── Excerpted data

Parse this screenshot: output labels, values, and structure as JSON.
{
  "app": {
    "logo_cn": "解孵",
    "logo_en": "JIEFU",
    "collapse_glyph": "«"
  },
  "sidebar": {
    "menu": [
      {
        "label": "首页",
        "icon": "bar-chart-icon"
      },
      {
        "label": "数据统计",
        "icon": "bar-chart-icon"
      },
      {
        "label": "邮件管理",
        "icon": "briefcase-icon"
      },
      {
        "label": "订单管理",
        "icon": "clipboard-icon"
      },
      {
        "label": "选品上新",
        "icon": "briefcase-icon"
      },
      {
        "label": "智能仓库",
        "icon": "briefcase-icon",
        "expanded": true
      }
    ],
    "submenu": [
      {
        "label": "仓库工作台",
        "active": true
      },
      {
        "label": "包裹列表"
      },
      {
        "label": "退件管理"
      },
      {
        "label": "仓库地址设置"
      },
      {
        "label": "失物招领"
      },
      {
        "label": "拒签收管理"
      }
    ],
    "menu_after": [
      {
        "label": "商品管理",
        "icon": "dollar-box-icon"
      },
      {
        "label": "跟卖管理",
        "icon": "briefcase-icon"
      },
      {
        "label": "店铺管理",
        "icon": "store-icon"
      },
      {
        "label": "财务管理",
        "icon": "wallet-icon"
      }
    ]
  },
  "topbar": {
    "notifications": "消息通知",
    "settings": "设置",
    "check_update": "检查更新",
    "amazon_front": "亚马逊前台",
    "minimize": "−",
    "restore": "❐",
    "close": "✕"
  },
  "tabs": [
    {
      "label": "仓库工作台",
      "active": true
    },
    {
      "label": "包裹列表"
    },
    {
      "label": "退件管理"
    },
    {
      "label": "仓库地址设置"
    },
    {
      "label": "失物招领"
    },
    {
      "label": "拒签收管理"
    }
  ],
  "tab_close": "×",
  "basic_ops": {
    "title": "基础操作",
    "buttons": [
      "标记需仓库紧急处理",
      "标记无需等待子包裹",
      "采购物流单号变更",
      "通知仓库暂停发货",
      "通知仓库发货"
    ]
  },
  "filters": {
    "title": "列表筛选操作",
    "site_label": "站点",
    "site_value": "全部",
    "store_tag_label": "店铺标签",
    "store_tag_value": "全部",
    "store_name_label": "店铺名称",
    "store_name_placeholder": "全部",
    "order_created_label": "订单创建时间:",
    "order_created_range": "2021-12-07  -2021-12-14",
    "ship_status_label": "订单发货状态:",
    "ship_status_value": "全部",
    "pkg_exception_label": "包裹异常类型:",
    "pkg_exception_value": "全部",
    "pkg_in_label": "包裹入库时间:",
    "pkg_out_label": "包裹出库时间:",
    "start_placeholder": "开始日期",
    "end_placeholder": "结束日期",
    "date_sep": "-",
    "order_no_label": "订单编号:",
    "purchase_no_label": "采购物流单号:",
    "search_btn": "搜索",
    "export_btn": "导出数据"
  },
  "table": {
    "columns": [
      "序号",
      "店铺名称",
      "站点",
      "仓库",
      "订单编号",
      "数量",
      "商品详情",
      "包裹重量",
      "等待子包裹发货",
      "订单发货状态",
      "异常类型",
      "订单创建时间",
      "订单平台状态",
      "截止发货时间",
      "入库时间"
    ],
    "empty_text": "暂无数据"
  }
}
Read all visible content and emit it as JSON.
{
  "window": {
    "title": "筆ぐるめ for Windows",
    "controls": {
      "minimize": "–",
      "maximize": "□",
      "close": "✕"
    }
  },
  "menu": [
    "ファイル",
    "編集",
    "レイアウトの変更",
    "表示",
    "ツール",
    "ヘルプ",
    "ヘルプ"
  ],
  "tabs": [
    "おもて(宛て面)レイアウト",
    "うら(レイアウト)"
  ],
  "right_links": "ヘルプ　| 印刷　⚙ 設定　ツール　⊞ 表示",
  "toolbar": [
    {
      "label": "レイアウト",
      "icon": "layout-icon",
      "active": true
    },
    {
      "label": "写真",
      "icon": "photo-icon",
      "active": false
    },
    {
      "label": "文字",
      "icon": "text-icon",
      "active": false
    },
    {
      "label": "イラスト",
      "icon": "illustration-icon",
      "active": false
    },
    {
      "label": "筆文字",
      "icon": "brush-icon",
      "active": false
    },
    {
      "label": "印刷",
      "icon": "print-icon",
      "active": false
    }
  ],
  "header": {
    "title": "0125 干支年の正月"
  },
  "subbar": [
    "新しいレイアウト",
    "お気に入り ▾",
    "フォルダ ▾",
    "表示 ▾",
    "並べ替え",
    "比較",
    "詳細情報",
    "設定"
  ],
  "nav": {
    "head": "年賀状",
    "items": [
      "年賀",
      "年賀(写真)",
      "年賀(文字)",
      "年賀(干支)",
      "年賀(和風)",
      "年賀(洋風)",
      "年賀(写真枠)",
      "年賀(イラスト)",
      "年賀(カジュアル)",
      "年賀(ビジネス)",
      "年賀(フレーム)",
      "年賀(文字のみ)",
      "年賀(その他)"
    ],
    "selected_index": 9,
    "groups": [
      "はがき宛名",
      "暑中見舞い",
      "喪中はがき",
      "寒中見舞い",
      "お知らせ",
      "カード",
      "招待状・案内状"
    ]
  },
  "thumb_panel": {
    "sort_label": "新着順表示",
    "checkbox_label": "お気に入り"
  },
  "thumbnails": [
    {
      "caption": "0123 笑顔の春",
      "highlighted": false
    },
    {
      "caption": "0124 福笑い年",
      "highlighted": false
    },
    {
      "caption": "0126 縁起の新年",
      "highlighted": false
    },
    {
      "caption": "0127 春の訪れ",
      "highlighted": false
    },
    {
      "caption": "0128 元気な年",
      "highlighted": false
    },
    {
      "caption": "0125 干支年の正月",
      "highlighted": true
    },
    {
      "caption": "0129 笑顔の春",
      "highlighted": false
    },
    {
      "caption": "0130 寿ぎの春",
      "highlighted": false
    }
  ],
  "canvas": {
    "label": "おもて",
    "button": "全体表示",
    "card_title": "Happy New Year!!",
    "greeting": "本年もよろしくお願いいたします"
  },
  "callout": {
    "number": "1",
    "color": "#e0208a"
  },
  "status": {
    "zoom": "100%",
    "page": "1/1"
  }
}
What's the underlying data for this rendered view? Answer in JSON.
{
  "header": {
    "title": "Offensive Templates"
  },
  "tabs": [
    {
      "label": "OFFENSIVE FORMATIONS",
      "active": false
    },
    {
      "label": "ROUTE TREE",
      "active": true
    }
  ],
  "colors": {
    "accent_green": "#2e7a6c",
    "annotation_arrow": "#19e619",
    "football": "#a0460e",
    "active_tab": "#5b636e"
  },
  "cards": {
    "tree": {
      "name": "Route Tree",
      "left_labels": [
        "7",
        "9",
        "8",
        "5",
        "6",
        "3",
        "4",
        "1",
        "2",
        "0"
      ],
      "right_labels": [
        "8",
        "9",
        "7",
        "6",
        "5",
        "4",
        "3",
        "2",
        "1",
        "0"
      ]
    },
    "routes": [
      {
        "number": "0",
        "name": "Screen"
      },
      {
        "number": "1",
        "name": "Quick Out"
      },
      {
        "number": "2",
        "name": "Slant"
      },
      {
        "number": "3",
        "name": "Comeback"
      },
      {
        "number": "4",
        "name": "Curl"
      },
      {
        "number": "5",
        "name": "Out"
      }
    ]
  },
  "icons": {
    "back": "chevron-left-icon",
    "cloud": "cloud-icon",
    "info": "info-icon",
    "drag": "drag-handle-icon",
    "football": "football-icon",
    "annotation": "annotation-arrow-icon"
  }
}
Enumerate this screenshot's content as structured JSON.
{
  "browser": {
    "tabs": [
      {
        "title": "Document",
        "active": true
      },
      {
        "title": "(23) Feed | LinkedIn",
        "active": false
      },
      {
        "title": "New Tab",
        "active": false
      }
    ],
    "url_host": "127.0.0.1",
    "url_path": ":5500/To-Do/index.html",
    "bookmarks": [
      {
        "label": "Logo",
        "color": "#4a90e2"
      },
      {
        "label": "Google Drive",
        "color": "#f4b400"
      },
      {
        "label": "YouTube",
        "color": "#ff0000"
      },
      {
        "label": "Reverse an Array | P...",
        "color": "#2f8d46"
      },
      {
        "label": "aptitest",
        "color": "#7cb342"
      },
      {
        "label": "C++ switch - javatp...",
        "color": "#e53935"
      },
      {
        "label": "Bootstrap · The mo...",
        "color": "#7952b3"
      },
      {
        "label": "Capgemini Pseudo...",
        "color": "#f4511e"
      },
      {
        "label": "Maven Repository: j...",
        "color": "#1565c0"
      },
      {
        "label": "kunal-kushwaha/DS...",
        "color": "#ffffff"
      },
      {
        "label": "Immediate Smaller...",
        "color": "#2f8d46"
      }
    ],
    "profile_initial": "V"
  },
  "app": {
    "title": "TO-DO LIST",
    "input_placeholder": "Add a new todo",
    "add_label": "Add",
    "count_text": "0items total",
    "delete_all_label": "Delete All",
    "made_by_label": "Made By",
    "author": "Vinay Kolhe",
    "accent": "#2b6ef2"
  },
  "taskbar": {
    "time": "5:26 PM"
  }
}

────

• [Given exercise]: Display every line of the listing that contains the string "this".

• [Complete answer]:
Parse this screenshot: output labels, values, and structure as JSON.
What's the underlying data for this rendered view? Answer in JSON.
Enumerate this screenshot's content as structured JSON.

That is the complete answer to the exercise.